-- GIVEN PROBLEM --
Pull out every line in the items below that contains the string "caption". Matching is case-sensitive.

· · · · · · ·

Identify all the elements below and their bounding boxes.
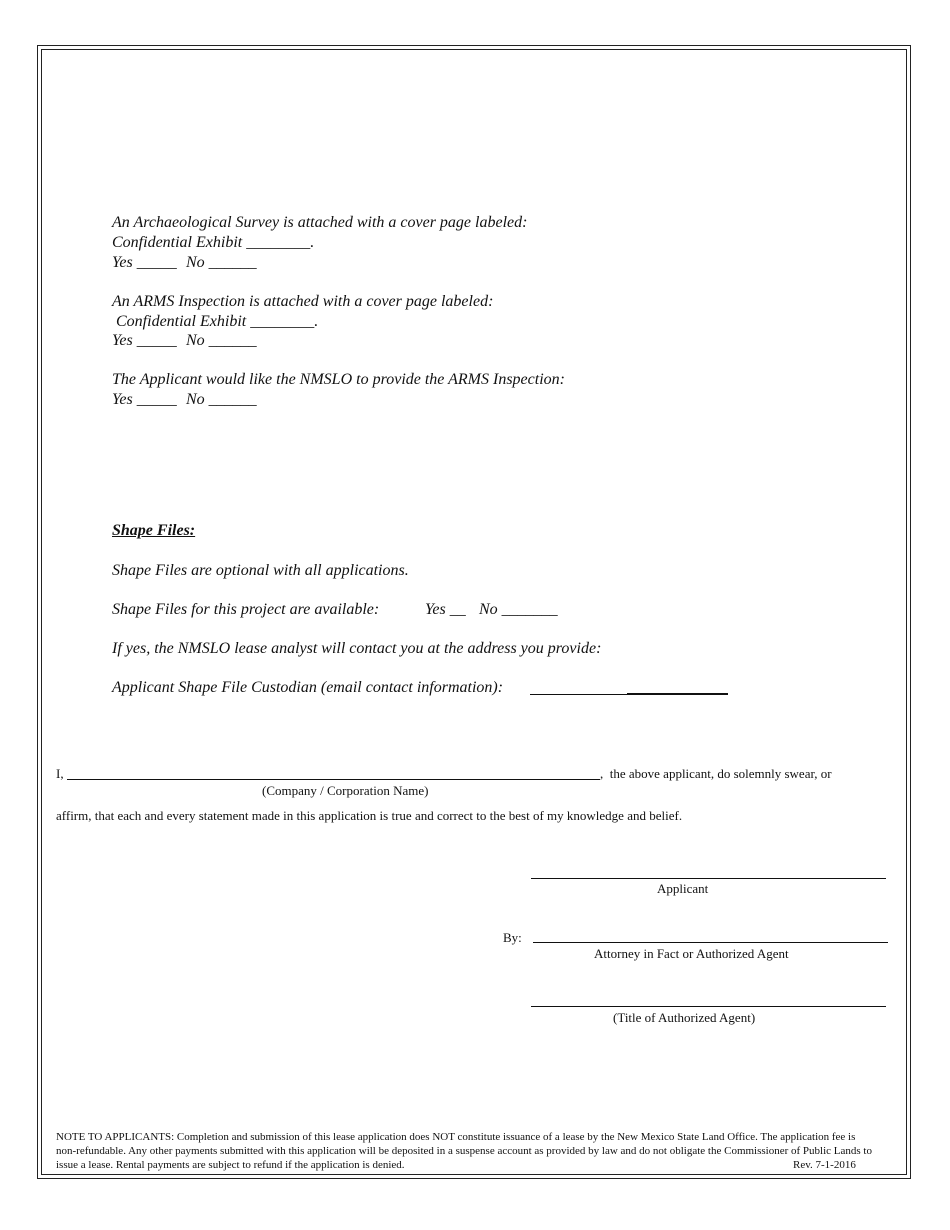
nmslo-arms-no-field[interactable]: No ______ [186,391,257,408]
archaeological-confidential-exhibit[interactable]: Confidential Exhibit ________. [112,234,315,251]
shape-file-custodian-line-bold [627,693,728,695]
note-to-applicants: NOTE TO APPLICANTS: Completion and submission of this lease application does NOT constitute issuance of a lease by the New Mexico State Land Office. The application fee is non-refundable. Any other payments submitted with this application will be deposited in a suspense account as provided by law and do not obligate the Commissioner of Public Lands to issue a lease. Rental payments are subject to refund if the application is denied. [56,1131,872,1171]
shape-files-available-question: Shape Files for this project are available: [112,601,380,618]
shape-file-custodian-label: Applicant Shape File Custodian (email contact information): [112,679,504,696]
applicant-signature-line[interactable] [531,878,886,879]
nmslo-arms-yes-field[interactable]: Yes _____ [112,391,177,408]
arms-no-field[interactable]: No ______ [186,332,257,349]
shape-files-contact-text: If yes, the NMSLO lease analyst will contact you at the address you provide: [112,640,602,657]
attorney-caption: Attorney in Fact or Authorized Agent [594,946,789,961]
applicant-caption: Applicant [657,881,709,896]
arms-confidential-exhibit[interactable]: Confidential Exhibit ________. [112,313,319,330]
by-label: By: [503,930,522,945]
archaeological-yes-field[interactable]: Yes _____ [112,254,177,271]
nmslo-arms-question: The Applicant would like the NMSLO to provide the ARMS Inspection: [112,371,565,388]
arms-yes-field[interactable]: Yes _____ [112,332,177,349]
affirmation-prefix: I, [56,766,64,781]
shape-files-yes-field[interactable]: Yes __ [425,601,466,618]
archaeological-survey-question: An Archaeological Survey is attached with a cover page labeled: [112,214,528,231]
arms-inspection-question: An ARMS Inspection is attached with a cover page labeled: [112,293,494,310]
company-name-line[interactable] [67,779,600,780]
attorney-signature-line[interactable] [533,942,888,943]
revision-date: Rev. 7-1-2016 [793,1159,856,1171]
company-name-caption: (Company / Corporation Name) [262,783,429,798]
agent-title-line[interactable] [531,1006,886,1007]
archaeological-no-field[interactable]: No ______ [186,254,257,271]
affirmation-suffix: , the above applicant, do solemnly swear, or [600,766,832,781]
shape-files-heading: Shape Files: [112,522,196,539]
affirmation-statement: affirm, that each and every statement made in this application is true and correct to the best of my knowledge and belief. [56,808,683,823]
agent-title-caption: (Title of Authorized Agent) [613,1010,756,1025]
shape-files-optional-text: Shape Files are optional with all applications. [112,562,409,579]
shape-files-no-field[interactable]: No _______ [479,601,558,618]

· · · · · · ·

-- WRITTEN SOLUTION --
attorney-caption: Attorney in Fact or Authorized Agent [594,946,789,961]
applicant-caption: Applicant [657,881,709,896]
company-name-caption: (Company / Corporation Name) [262,783,429,798]
agent-title-caption: (Title of Authorized Agent) [613,1010,756,1025]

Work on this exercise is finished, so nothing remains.